- **EXERCISE OBJECTIVE**
Look through the data below. Pick out the lines holding the string "background".

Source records

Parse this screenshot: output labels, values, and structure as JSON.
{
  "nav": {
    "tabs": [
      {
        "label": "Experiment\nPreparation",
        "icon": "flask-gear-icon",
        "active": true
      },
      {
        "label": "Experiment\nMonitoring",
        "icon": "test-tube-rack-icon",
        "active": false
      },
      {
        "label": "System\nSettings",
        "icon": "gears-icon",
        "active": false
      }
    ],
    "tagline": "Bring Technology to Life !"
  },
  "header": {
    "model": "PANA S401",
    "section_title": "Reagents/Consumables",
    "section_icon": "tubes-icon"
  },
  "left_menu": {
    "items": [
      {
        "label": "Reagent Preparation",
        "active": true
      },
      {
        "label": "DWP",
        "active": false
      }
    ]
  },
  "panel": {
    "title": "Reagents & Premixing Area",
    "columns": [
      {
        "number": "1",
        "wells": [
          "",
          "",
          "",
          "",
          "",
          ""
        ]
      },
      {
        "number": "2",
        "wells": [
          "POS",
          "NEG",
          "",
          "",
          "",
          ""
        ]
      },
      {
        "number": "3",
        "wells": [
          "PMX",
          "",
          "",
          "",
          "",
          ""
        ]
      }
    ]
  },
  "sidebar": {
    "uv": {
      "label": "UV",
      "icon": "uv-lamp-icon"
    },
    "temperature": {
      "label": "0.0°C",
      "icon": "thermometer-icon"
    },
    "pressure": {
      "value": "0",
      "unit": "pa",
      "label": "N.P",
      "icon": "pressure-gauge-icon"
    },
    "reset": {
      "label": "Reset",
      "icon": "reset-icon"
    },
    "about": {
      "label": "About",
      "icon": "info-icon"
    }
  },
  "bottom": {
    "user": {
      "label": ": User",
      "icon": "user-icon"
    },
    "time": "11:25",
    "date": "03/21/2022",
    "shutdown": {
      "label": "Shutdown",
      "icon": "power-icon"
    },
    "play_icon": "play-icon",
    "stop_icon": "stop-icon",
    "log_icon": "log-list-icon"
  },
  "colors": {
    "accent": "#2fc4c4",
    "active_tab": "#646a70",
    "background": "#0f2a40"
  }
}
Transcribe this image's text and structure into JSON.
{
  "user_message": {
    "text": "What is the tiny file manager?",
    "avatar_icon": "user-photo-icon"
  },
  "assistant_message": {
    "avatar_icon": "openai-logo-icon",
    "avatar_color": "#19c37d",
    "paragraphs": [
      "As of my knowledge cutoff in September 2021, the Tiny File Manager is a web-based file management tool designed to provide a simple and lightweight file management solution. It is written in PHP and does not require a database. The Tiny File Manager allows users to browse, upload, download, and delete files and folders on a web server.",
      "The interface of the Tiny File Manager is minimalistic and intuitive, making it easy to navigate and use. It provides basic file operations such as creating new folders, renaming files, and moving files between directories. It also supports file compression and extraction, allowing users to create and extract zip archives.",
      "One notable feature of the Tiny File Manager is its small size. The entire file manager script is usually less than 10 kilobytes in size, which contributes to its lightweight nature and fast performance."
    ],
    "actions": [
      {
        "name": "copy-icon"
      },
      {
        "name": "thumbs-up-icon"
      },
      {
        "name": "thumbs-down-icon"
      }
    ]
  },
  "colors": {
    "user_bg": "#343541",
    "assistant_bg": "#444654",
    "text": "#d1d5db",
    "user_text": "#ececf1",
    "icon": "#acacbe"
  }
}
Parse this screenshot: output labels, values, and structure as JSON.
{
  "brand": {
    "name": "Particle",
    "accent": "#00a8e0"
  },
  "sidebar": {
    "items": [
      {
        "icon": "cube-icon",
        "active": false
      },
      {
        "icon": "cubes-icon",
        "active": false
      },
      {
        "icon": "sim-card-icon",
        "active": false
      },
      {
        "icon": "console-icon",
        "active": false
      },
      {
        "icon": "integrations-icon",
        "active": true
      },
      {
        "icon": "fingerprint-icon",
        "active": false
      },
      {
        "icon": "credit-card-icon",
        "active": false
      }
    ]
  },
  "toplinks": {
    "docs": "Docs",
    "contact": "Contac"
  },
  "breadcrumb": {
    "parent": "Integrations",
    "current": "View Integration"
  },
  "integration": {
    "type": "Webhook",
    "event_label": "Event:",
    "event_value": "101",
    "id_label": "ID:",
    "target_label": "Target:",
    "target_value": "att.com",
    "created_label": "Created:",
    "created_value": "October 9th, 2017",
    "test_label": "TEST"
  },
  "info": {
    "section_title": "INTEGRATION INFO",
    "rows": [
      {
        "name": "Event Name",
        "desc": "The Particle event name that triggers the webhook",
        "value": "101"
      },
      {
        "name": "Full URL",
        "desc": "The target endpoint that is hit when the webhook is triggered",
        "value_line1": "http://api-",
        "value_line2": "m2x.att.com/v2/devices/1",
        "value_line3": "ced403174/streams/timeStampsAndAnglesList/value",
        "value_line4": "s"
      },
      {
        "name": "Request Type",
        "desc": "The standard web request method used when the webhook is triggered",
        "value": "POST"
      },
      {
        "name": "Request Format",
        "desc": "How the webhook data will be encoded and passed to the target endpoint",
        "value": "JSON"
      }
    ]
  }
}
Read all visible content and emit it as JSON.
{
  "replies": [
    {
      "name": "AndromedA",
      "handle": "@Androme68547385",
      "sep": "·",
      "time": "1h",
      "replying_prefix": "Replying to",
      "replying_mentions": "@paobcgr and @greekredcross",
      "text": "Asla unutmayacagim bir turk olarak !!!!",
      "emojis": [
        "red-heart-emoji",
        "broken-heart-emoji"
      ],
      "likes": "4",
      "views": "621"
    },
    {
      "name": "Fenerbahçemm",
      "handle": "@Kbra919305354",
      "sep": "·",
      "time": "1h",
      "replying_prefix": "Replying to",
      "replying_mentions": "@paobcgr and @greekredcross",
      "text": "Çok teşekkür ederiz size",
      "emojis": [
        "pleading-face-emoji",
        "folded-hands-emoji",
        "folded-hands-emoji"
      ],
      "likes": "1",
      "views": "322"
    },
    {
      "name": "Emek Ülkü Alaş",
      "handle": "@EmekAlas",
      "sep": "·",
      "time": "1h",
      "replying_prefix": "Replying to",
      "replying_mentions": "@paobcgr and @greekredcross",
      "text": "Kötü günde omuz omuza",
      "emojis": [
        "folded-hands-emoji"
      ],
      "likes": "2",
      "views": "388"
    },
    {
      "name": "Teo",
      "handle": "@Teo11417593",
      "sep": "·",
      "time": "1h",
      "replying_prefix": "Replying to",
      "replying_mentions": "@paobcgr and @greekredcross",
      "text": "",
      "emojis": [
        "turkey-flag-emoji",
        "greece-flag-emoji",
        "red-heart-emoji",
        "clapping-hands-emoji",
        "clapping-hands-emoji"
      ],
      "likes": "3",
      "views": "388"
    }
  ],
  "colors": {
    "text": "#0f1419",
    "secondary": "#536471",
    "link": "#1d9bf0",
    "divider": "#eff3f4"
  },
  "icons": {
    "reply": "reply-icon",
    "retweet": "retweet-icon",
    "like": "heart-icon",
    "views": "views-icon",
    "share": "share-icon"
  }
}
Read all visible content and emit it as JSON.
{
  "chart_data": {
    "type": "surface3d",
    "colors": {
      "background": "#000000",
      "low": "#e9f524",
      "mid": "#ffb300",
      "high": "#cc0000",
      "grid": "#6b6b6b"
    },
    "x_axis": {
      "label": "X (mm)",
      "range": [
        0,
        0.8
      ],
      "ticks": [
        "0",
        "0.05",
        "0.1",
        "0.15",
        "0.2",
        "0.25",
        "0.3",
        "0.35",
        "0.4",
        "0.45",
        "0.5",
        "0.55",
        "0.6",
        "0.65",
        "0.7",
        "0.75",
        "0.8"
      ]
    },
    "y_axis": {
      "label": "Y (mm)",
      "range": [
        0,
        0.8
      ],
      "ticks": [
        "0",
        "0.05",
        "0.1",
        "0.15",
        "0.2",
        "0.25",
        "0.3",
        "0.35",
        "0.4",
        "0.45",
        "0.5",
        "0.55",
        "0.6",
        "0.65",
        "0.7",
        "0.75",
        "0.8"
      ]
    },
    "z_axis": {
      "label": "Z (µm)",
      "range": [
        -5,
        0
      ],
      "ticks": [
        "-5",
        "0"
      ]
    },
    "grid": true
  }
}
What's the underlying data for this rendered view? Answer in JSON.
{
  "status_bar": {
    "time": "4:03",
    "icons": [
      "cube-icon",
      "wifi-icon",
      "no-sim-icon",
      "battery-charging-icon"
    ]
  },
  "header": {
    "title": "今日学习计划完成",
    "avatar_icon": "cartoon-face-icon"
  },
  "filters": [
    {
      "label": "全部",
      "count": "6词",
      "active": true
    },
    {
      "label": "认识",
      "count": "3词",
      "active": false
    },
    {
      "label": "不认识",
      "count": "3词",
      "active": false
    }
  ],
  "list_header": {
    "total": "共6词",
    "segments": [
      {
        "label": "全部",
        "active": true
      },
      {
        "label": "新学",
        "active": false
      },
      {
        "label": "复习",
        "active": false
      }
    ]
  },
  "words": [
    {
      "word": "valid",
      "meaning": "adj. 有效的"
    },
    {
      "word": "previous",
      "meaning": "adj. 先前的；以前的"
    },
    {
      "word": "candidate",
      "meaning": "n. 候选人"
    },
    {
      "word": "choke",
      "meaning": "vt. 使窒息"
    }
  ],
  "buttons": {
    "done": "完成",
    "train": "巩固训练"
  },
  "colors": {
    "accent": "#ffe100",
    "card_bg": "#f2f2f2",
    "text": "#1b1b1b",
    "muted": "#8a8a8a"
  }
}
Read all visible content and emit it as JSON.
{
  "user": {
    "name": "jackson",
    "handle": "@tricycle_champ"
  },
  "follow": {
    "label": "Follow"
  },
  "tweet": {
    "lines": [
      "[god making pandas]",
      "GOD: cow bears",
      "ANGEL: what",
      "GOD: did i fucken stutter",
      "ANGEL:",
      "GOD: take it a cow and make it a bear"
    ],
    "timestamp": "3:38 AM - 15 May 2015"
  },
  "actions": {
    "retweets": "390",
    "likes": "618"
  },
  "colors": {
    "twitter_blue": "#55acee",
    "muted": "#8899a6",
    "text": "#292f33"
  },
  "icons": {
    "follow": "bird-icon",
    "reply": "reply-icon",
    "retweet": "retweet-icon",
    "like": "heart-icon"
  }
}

- **ANSWER FOR THE TASK**
    "background": "#0f2a40"
      "background": "#000000",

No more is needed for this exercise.